EXTRACT:
>> begin

Simple Syrup is sugar dissolved in water. Thats is. Its no more complicated than that. The only thing to remember when making simple syrup is there are two kinds of simple syrup. Standard 1:1 syrup, and rich 2:1 syrup. 1:1 is just that, 1 part sugar to an equal part water and rich is 2 parts sugar to 1 part water. The clear winner between the two is rich simple syrup, its sweeter, last refrigerated longer, and most of the old recipes used rich syrup. Standard 1:1 is kinda the lazy mans simple syrup IMO. Advantages to standard simple syrup is its easier to make and pours a bit better. Although both taste good and simple syrup is great way to add sweetness to a drink without changing its flavor.

The reason for using simple syrup, instead of just adding granulated sugar or sugar cubes, is it helps sugar incorporate into other liquids easier and much faster. Don’t use powdered or confectioners sugar as those are mixed with corn starch to prevent clumping. Some use sugar cubes in their drinks and while look cool and many old books call for using them, they just don’t dissolve well and end up just making a sugary crystal sludge on the bottom of the drink. Simple syrup solves many of the issues of regular white sugar by mixing easy, is easily measured in a jigger, is a consistent ingredient, and helps you work faster with less effort. There are no downsides to using simple syrup but many to using sugar cubes or granulated sugar.

>> end

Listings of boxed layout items
>> begin

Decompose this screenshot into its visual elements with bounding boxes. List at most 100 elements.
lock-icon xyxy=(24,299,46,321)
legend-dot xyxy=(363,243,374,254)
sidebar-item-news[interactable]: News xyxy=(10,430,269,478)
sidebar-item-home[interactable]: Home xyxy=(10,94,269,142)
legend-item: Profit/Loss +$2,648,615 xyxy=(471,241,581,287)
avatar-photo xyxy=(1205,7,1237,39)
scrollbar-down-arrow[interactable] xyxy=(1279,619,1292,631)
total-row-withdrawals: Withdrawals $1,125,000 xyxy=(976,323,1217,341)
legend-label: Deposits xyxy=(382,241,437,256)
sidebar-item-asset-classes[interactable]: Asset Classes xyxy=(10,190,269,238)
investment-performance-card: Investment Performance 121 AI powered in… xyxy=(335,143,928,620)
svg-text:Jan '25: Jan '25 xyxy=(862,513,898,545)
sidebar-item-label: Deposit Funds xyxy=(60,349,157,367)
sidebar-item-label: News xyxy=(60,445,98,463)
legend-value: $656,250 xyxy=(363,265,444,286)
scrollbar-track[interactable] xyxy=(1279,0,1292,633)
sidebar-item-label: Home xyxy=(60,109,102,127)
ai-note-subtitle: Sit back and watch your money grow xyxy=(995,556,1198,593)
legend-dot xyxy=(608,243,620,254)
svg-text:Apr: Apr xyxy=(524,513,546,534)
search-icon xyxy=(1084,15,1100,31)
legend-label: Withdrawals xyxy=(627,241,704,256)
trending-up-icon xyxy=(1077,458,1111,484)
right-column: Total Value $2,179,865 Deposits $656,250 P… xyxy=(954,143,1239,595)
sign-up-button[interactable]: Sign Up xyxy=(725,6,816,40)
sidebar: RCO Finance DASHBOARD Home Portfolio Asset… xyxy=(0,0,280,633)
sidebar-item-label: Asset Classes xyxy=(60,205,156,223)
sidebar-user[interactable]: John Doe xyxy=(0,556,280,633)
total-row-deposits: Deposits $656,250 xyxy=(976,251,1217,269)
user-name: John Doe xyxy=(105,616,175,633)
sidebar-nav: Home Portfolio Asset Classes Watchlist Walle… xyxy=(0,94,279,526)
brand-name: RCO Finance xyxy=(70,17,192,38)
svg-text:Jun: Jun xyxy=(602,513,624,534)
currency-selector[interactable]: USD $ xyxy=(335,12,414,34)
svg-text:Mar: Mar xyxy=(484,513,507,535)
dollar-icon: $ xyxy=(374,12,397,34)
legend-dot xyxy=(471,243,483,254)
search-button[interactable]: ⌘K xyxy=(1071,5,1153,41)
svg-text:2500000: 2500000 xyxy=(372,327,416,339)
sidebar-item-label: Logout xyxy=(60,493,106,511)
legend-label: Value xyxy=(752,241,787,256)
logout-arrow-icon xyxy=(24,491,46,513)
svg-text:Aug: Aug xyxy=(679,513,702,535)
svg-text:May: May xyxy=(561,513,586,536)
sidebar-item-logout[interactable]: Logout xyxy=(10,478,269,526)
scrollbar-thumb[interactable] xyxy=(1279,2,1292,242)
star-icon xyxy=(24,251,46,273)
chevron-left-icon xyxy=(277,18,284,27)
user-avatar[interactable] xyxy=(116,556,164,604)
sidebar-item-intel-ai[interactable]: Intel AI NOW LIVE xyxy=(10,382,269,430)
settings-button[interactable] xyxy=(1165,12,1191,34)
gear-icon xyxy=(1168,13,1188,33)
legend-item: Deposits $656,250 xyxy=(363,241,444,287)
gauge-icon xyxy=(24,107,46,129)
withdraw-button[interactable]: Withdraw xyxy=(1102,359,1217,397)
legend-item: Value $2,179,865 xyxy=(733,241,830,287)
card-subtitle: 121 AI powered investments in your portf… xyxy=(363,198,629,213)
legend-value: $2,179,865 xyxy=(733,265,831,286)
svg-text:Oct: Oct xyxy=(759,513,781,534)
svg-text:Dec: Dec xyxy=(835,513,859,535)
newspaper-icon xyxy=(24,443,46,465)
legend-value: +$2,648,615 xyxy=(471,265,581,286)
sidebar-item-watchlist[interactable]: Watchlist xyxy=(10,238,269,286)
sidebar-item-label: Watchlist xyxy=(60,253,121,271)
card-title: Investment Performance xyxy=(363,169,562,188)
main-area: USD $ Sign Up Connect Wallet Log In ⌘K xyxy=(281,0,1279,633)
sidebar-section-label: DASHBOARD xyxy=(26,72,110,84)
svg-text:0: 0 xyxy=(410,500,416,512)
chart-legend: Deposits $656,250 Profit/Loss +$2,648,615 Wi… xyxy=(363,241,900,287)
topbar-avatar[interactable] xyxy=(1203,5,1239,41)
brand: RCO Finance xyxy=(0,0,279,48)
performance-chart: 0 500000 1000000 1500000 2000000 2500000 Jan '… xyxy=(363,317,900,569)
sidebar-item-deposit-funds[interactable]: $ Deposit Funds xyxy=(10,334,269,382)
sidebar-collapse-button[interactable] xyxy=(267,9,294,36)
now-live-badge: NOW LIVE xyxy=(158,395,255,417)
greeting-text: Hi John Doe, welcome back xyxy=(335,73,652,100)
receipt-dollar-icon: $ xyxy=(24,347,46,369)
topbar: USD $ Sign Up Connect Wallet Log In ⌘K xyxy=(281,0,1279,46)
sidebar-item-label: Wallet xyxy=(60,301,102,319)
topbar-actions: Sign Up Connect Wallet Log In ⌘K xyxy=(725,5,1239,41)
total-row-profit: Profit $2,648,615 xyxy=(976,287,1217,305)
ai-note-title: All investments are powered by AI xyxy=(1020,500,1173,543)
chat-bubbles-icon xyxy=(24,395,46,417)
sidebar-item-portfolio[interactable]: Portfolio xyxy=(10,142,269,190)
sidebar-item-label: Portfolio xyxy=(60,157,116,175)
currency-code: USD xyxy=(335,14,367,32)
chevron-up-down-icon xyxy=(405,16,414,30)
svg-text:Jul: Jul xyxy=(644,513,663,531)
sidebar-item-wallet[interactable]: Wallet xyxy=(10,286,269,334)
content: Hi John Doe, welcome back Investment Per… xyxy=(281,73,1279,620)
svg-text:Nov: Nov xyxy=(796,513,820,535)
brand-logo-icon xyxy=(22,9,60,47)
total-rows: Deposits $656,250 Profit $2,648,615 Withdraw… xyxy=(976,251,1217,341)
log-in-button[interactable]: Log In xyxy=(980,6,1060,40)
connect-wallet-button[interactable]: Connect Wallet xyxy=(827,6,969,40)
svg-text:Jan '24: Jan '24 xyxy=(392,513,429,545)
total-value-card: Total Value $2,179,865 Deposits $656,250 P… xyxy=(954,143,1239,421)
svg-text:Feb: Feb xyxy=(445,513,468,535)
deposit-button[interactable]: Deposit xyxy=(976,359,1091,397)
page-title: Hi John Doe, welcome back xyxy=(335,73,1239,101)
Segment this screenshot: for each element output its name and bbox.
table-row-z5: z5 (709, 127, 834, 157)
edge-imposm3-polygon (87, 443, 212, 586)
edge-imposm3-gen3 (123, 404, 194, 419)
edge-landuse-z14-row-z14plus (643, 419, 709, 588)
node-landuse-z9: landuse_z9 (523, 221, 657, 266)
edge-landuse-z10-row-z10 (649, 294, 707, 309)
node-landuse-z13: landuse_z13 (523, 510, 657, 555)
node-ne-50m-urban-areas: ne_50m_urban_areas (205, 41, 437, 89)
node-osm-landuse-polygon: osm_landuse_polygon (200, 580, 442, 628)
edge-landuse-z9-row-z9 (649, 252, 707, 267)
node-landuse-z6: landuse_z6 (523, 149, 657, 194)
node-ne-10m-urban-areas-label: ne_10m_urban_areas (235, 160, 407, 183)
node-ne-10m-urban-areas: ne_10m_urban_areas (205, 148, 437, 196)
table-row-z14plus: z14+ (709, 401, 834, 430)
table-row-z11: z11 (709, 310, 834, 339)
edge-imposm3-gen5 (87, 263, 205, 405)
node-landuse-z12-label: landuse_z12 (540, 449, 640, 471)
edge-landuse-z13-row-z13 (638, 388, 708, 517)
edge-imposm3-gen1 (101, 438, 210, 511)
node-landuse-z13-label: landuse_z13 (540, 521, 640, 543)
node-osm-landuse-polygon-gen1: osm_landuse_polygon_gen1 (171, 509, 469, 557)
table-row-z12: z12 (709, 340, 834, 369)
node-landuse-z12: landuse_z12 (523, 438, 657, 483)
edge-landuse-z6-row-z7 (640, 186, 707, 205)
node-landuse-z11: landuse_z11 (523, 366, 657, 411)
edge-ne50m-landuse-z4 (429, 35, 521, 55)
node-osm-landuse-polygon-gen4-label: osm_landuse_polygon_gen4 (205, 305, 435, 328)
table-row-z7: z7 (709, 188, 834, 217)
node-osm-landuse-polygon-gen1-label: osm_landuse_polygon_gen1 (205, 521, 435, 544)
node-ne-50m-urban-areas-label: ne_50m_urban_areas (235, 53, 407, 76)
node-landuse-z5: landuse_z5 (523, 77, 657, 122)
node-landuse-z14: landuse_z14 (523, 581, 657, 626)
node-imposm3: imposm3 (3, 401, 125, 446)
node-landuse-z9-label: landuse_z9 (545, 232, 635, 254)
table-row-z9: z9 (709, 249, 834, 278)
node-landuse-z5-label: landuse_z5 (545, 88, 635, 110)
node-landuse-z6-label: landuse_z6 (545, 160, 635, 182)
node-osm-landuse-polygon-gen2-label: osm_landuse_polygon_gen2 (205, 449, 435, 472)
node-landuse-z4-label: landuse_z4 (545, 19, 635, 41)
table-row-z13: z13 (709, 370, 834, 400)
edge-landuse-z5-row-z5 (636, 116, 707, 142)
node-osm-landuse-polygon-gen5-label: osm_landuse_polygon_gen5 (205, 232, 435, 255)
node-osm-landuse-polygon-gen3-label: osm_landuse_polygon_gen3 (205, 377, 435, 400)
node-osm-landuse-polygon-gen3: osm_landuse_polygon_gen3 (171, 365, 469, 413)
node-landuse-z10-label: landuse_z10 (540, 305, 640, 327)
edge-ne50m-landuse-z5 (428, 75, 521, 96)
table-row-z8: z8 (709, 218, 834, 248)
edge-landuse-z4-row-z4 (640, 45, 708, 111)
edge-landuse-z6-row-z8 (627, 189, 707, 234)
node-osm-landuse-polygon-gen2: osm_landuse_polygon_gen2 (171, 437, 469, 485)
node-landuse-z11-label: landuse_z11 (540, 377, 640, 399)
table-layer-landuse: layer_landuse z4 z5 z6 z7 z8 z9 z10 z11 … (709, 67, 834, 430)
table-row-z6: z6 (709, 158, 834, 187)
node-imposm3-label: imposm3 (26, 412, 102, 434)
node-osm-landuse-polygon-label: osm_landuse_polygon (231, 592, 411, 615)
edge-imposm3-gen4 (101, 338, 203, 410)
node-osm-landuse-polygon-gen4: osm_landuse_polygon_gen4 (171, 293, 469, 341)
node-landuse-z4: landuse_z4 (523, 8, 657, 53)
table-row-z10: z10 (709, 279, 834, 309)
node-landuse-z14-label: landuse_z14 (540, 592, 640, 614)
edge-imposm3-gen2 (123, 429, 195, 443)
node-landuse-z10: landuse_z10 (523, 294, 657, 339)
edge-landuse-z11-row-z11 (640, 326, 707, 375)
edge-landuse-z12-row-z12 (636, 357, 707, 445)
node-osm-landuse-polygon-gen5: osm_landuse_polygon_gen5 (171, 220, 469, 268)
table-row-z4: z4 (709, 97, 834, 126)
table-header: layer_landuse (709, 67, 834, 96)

>> end

DIRECTIONS:
1: According to the simple syrup text, why should powdered or confectioners sugar not be used? Answer in one to three sentences.
2: Duplicate everything in the simple syrup text from "The reason for" down to "or granulated sugar.".

FULL SOLUTIONS:
1: Powdered and confectioners sugar should not be used because they are mixed with corn starch to prevent clumping.

2:
The reason for using simple syrup, instead of just adding granulated sugar or sugar cubes, is it helps sugar incorporate into other liquids easier and much faster. Don’t use powdered or confectioners sugar as those are mixed with corn starch to prevent clumping. Some use sugar cubes in their drinks and while look cool and many old books call for using them, they just don’t dissolve well and end up just making a sugary crystal sludge on the bottom of the drink. Simple syrup solves many of the issues of regular white sugar by mixing easy, is easily measured in a jigger, is a consistent ingredient, and helps you work faster with less effort. There are no downsides to using simple syrup but many to using sugar cubes or granulated sugar.